Extract provided -

*-*-*

Engr 691-12: Special Topics in Engineering Science
Software Architecture
Fall Semester 2000

Exam #1 Study Guide
3 November 2000 Version


You may prepare a single, 8.5 by 11 inch page that you can use in taking the exam Wednesday, 8 November.

This is a study guide I am providing to assist you in your study for the exam. However, I reserve the right to ask questions on any material that we have covered this semester -- unless I say explicitly that it will not be on the exam.

  1. Lecture Notes on Data Abstraction
    Introductory concepts:
    procedural and data abstraction, concrete data structures, abstract data structures, abstract data types, information hiding, encapsulation
    Definition of ADTs:
    name, sets, signatures, semantics
    axiomatic versus constructive approaches
    preconditions, postconditions, invariants (interface and implementation)
    constructors, mutators, accessors, destructors
    Defining ADTs as Java classes:
    instance and class methods, instance and class variables
    private versus public accessibility
    reference versus value (copy) semantics
    How can ADTs be implemented as Java classes? as Java interfaces?
    client-supplier relationship
    criteria for good class interfaces

  2. ADT Case Study: Ranked Sequence

    The key point of including this case study is to give a more sophisticated example of an ADT design/implementation using Java. The case study uses: Java interfaces to separate specification from implementation, Java exceptions, Javadoc annotations, iterators, an assertion checking mechanism, Java packages

    Improvement notes: use Java Iterator instead of Enumeration, use inner classes to implement iterator

  3. Cunningham and Wang. Building a Layered Table Framework for the Table Abstraction

    What I wanted to illustrate when we talked about this paper was the use of design contracts (pre- and postconditions, invariants) as a means for being careful in the design. (The paper online has been corrected since I gave you a paper copy.) I also wanted to show an approach to building a data/file structure that separated concerns such as the access mechanisms from the storage mechanisms.

    Since we have now studied patterns, you will notice that this paper uses the Layered Architecture, Bridge, Proxy, and Iterator patterns.

    This paper also introduces the concept of framework.

  4. Understanding Inheritance
    abstract concepts of data types and inheritance (subtypes) -- substitutability
    programming language constructs of classes and subclasses
    What is the relationship between class/subclass and type/subtype concepts?

*-*-*

Information shown -
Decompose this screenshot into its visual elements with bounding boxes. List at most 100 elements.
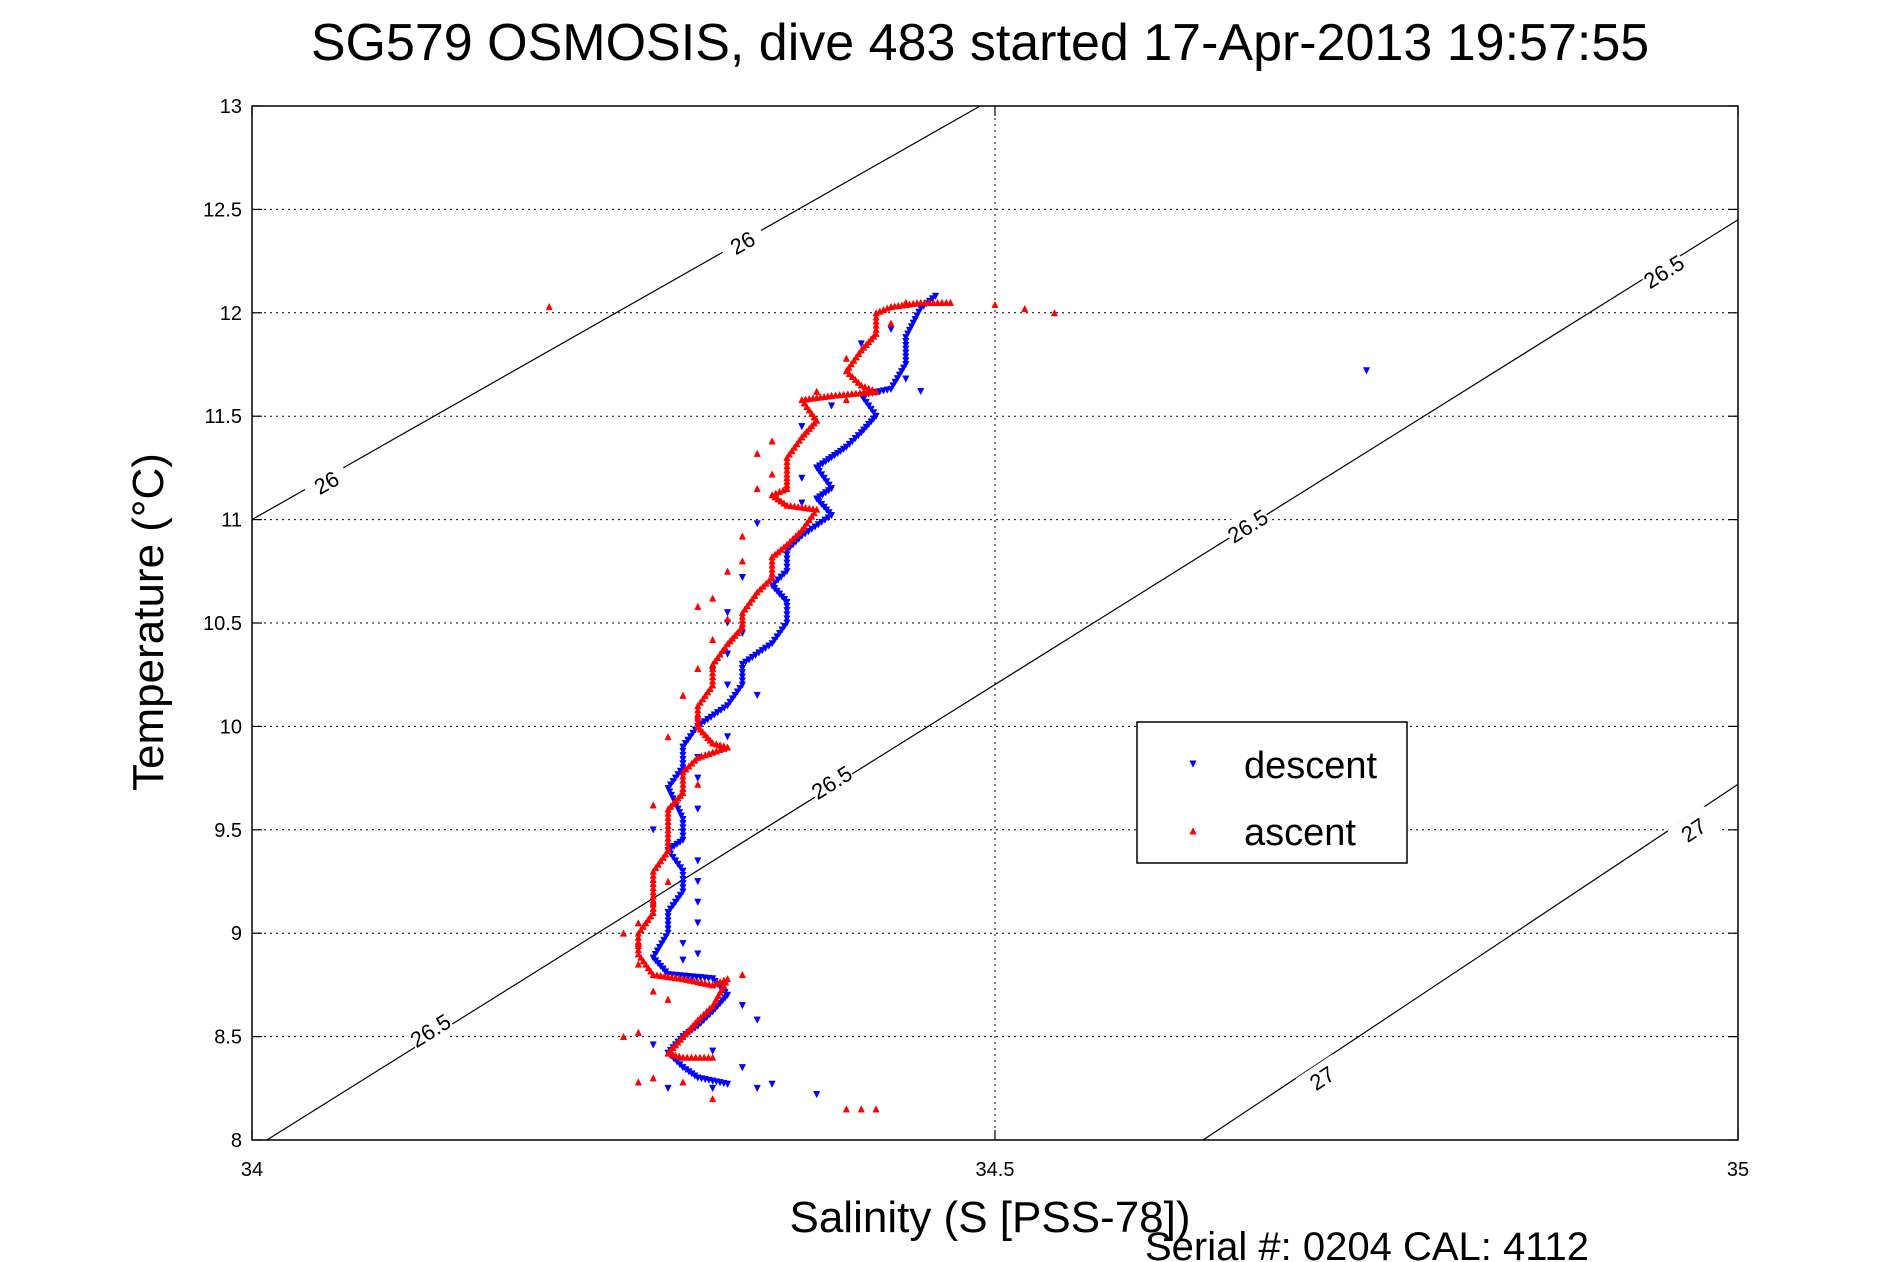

*-*-*

Problem statement -
Update the exam study guide by changing "encapsulation" to "modularity", and give the passage from "You may prepare" up to and including "(interface and implementation)" with that change.

Solution -
You may prepare a single, 8.5 by 11 inch page that you can use in taking the exam Wednesday, 8 November.

This is a study guide I am providing to assist you in your study for the exam. However, I reserve the right to ask questions on any material that we have covered this semester -- unless I say explicitly that it will not be on the exam.

  1. Lecture Notes on Data Abstraction
    Introductory concepts:
    procedural and data abstraction, concrete data structures, abstract data structures, abstract data types, information hiding, modularity
    Definition of ADTs:
    name, sets, signatures, semantics
    axiomatic versus constructive approaches
    preconditions, postconditions, invariants (interface and implementation)